EXERCISE GOAL:
Single out each line with the word "fill" and copy it.

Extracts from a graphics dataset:
=======

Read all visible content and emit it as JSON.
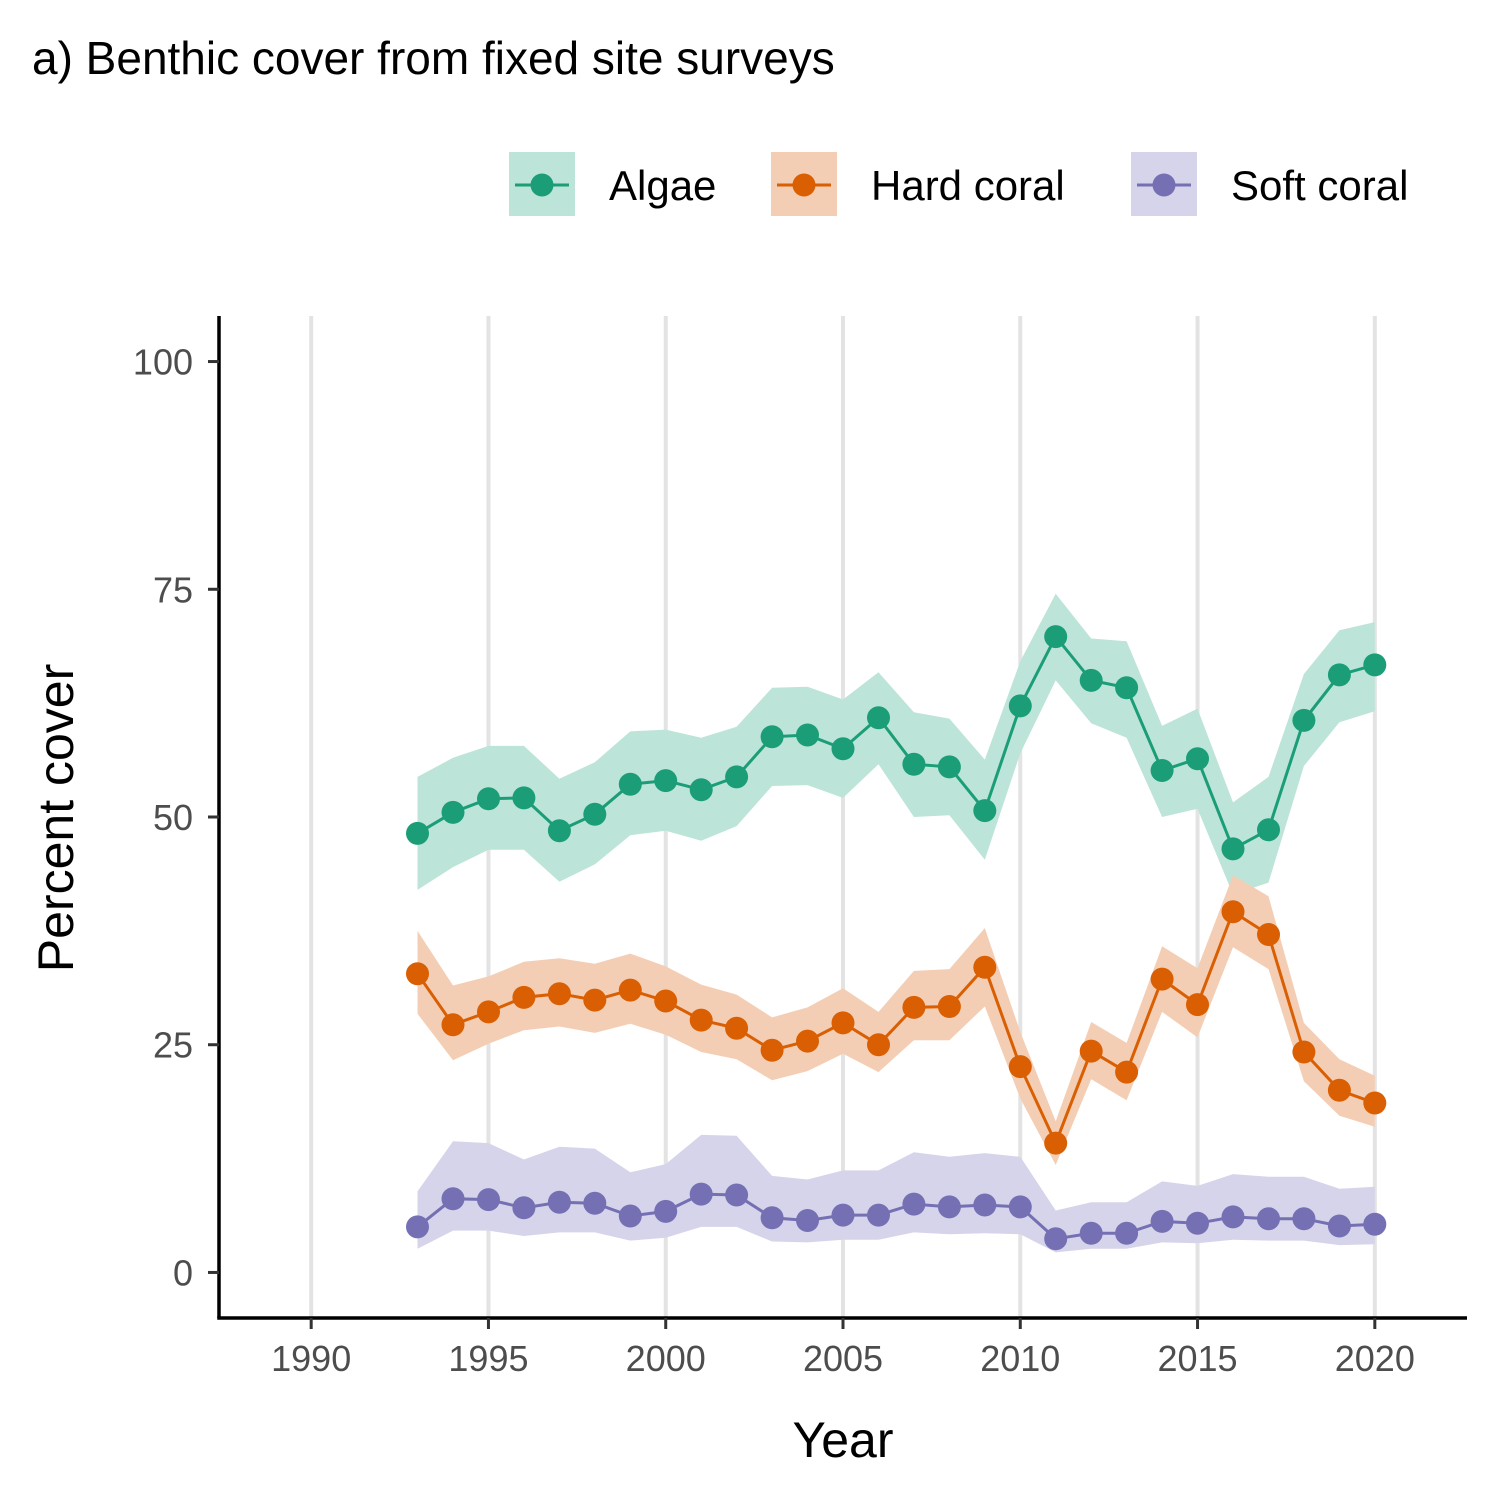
{
  "chart_data": {
    "type": "line",
    "title": "a) Benthic cover from fixed site surveys",
    "xlabel": "Year",
    "ylabel": "Percent cover",
    "xlim": [
      1987.4,
      2022.6
    ],
    "ylim": [
      -5,
      105
    ],
    "x_ticks": [
      1990,
      1995,
      2000,
      2005,
      2010,
      2015,
      2020
    ],
    "y_ticks": [
      0,
      25,
      50,
      75,
      100
    ],
    "grid": "vertical-major",
    "legend_position": "top-right",
    "x": [
      1993,
      1994,
      1995,
      1996,
      1997,
      1998,
      1999,
      2000,
      2001,
      2002,
      2003,
      2004,
      2005,
      2006,
      2007,
      2008,
      2009,
      2010,
      2011,
      2012,
      2013,
      2014,
      2015,
      2016,
      2017,
      2018,
      2019,
      2020
    ],
    "series": [
      {
        "name": "Algae",
        "color": "#1b9e77",
        "fill": "#bde4d8",
        "values": [
          48.2,
          50.5,
          52.0,
          52.1,
          48.5,
          50.3,
          53.6,
          54.0,
          53.0,
          54.4,
          58.8,
          59.0,
          57.5,
          60.9,
          55.8,
          55.5,
          50.7,
          62.2,
          69.8,
          65.0,
          64.2,
          55.1,
          56.4,
          46.5,
          48.6,
          60.6,
          65.6,
          66.7
        ],
        "lower": [
          42.0,
          44.5,
          46.4,
          46.4,
          42.9,
          44.8,
          48.0,
          48.5,
          47.4,
          49.0,
          53.4,
          53.5,
          52.1,
          55.8,
          50.0,
          50.2,
          45.3,
          57.0,
          65.0,
          60.3,
          58.7,
          50.0,
          50.9,
          41.5,
          42.8,
          55.6,
          60.4,
          61.6
        ],
        "upper": [
          54.4,
          56.5,
          57.8,
          57.8,
          54.2,
          56.0,
          59.4,
          59.6,
          58.7,
          59.9,
          64.2,
          64.3,
          62.9,
          65.9,
          61.5,
          60.8,
          56.3,
          67.1,
          74.5,
          69.6,
          69.3,
          60.0,
          61.9,
          51.6,
          54.4,
          65.7,
          70.5,
          71.4
        ]
      },
      {
        "name": "Hard coral",
        "color": "#d95f02",
        "fill": "#f4ceb4",
        "values": [
          32.8,
          27.2,
          28.6,
          30.2,
          30.6,
          29.9,
          31.0,
          29.8,
          27.7,
          26.8,
          24.4,
          25.4,
          27.4,
          25.0,
          29.1,
          29.2,
          33.5,
          22.6,
          14.2,
          24.3,
          22.0,
          32.2,
          29.4,
          39.6,
          37.1,
          24.2,
          20.0,
          18.6
        ],
        "lower": [
          28.4,
          23.3,
          25.1,
          26.6,
          27.0,
          26.3,
          27.3,
          26.1,
          24.2,
          23.4,
          21.1,
          22.1,
          24.0,
          22.0,
          25.5,
          25.5,
          29.2,
          19.1,
          11.8,
          21.2,
          18.9,
          28.6,
          25.8,
          35.7,
          33.3,
          21.0,
          17.2,
          16.0
        ],
        "upper": [
          37.5,
          31.5,
          32.5,
          34.1,
          34.5,
          33.9,
          35.0,
          33.6,
          31.6,
          30.5,
          28.0,
          29.1,
          31.2,
          28.6,
          33.1,
          33.3,
          37.8,
          26.4,
          16.6,
          27.5,
          25.2,
          35.8,
          33.4,
          43.6,
          41.3,
          27.4,
          23.4,
          21.6
        ]
      },
      {
        "name": "Soft coral",
        "color": "#7570b3",
        "fill": "#d6d4ea",
        "values": [
          5.0,
          8.1,
          8.0,
          7.1,
          7.7,
          7.6,
          6.2,
          6.7,
          8.6,
          8.5,
          6.0,
          5.7,
          6.3,
          6.3,
          7.5,
          7.2,
          7.4,
          7.2,
          3.7,
          4.3,
          4.3,
          5.6,
          5.4,
          6.1,
          5.9,
          5.9,
          5.1,
          5.3
        ],
        "lower": [
          2.6,
          4.6,
          4.6,
          4.0,
          4.4,
          4.4,
          3.5,
          3.8,
          5.0,
          5.0,
          3.4,
          3.3,
          3.6,
          3.6,
          4.4,
          4.2,
          4.3,
          4.2,
          2.2,
          2.6,
          2.6,
          3.3,
          3.2,
          3.6,
          3.5,
          3.5,
          3.0,
          3.1
        ],
        "upper": [
          8.9,
          14.4,
          14.2,
          12.4,
          13.8,
          13.6,
          11.0,
          11.9,
          15.1,
          15.0,
          10.6,
          10.2,
          11.2,
          11.2,
          13.2,
          12.7,
          13.1,
          12.7,
          6.8,
          7.7,
          7.7,
          10.0,
          9.5,
          10.8,
          10.5,
          10.5,
          9.2,
          9.4
        ]
      }
    ]
  }
}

=======

FINAL RESULT:
        "fill": "#bde4d8",
        "fill": "#f4ceb4",
        "fill": "#d6d4ea",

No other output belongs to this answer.